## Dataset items
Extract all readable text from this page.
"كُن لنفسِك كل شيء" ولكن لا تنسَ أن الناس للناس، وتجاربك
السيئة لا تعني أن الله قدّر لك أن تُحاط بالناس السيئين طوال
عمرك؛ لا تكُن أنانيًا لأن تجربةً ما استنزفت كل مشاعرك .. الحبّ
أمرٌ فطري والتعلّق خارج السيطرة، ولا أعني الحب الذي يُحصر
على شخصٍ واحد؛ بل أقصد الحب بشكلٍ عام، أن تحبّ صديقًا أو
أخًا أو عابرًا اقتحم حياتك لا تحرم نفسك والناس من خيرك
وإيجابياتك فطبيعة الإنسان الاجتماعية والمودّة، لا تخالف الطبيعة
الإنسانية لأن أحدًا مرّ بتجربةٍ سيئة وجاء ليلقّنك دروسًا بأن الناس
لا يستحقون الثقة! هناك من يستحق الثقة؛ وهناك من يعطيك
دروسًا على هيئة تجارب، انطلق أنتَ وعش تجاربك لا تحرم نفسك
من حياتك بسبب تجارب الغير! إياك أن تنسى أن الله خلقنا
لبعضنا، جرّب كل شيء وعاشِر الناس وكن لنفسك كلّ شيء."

## WORK REQUIRED
Retype the data exactly as given.

## COMPLETE RESPONSE
Extract all readable text from this page.
"كُن لنفسِك كل شيء" ولكن لا تنسَ أن الناس للناس، وتجاربك
السيئة لا تعني أن الله قدّر لك أن تُحاط بالناس السيئين طوال
عمرك؛ لا تكُن أنانيًا لأن تجربةً ما استنزفت كل مشاعرك .. الحبّ
أمرٌ فطري والتعلّق خارج السيطرة، ولا أعني الحب الذي يُحصر
على شخصٍ واحد؛ بل أقصد الحب بشكلٍ عام، أن تحبّ صديقًا أو
أخًا أو عابرًا اقتحم حياتك لا تحرم نفسك والناس من خيرك
وإيجابياتك فطبيعة الإنسان الاجتماعية والمودّة، لا تخالف الطبيعة
الإنسانية لأن أحدًا مرّ بتجربةٍ سيئة وجاء ليلقّنك دروسًا بأن الناس
لا يستحقون الثقة! هناك من يستحق الثقة؛ وهناك من يعطيك
دروسًا على هيئة تجارب، انطلق أنتَ وعش تجاربك لا تحرم نفسك
من حياتك بسبب تجارب الغير! إياك أن تنسى أن الله خلقنا
لبعضنا، جرّب كل شيء وعاشِر الناس وكن لنفسك كلّ شيء."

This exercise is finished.